# EXERCISE
Your answer should be a single number: the count of lines that hold the word "TradingView".

# SUPPLIED ENTRIES
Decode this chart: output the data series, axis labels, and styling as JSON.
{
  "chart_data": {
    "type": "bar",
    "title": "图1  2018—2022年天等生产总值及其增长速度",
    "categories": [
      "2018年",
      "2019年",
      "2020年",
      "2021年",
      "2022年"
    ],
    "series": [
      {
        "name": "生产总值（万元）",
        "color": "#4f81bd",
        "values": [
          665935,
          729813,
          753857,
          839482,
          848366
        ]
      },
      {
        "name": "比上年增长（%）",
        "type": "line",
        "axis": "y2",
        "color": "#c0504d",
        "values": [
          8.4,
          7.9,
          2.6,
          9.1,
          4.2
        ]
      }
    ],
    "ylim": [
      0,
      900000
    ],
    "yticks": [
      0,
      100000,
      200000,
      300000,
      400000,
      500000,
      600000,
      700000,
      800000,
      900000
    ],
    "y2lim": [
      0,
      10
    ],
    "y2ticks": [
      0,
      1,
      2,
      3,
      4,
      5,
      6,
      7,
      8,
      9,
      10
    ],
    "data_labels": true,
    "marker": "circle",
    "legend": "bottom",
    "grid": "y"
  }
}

--

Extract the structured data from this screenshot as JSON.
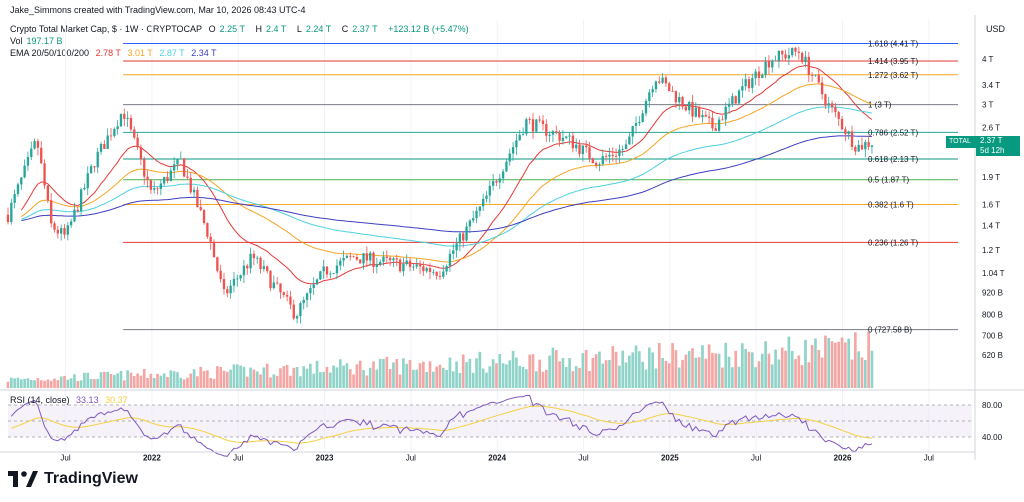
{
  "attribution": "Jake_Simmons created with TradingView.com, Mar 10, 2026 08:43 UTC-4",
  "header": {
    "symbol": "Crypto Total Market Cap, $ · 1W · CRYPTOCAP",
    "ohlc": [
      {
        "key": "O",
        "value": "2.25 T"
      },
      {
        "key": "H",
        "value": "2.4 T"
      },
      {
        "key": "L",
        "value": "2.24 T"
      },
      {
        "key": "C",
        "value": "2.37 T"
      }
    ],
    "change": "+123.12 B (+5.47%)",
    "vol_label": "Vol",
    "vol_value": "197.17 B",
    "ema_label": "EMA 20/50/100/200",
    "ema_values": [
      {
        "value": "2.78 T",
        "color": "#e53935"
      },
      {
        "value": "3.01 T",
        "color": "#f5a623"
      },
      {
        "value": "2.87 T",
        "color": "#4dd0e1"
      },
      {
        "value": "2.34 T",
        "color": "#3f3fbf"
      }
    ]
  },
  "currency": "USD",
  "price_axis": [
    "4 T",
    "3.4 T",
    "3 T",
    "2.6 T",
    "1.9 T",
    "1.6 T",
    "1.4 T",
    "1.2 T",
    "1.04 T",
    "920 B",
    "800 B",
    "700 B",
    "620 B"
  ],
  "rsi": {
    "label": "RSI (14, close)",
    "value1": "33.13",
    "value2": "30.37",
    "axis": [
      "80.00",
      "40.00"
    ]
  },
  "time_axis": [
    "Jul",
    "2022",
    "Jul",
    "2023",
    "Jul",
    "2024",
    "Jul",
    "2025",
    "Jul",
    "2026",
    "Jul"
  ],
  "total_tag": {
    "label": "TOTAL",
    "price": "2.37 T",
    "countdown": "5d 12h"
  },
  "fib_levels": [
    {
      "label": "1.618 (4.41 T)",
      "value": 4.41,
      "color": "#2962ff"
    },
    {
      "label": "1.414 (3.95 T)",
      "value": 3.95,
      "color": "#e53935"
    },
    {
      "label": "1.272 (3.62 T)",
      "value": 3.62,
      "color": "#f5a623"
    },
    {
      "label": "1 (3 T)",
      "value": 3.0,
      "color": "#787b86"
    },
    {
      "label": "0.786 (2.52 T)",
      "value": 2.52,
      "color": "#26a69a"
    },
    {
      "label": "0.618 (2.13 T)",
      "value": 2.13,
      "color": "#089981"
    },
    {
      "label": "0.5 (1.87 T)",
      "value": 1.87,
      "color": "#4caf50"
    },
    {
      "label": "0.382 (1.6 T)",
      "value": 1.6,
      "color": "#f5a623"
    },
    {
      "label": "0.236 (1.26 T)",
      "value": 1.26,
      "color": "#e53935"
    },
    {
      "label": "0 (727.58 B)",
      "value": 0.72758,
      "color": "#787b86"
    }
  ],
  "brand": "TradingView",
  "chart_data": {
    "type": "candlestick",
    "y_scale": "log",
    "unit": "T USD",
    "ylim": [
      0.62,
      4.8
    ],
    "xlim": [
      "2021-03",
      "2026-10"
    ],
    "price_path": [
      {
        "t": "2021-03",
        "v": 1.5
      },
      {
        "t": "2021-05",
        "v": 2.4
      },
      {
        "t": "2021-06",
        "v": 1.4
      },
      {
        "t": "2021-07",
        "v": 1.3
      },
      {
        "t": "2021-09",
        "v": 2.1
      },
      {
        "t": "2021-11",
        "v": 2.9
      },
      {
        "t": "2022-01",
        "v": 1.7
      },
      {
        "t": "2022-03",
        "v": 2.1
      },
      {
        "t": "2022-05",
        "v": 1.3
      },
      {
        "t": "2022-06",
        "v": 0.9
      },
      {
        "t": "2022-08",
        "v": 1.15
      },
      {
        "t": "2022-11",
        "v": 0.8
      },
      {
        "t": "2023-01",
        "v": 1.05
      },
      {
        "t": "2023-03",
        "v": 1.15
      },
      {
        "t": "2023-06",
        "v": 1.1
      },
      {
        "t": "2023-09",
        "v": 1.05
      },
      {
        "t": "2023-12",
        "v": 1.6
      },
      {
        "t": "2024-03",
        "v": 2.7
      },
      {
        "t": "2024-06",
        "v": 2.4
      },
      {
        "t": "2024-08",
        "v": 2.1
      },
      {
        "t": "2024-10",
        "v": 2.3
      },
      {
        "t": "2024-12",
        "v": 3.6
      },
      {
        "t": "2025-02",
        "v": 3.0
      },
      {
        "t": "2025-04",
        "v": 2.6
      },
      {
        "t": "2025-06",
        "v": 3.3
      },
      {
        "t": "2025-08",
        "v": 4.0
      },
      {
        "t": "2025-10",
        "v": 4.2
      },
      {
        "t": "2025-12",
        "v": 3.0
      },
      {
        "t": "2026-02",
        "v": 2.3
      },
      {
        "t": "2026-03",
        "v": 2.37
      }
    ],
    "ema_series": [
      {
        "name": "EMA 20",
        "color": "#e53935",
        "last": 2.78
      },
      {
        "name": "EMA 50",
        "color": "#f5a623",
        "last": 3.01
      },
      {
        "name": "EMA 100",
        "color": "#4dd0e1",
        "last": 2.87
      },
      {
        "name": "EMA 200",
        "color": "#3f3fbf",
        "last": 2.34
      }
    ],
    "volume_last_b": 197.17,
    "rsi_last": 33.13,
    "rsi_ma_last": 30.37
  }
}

# SOLUTION TO THIS TASK
2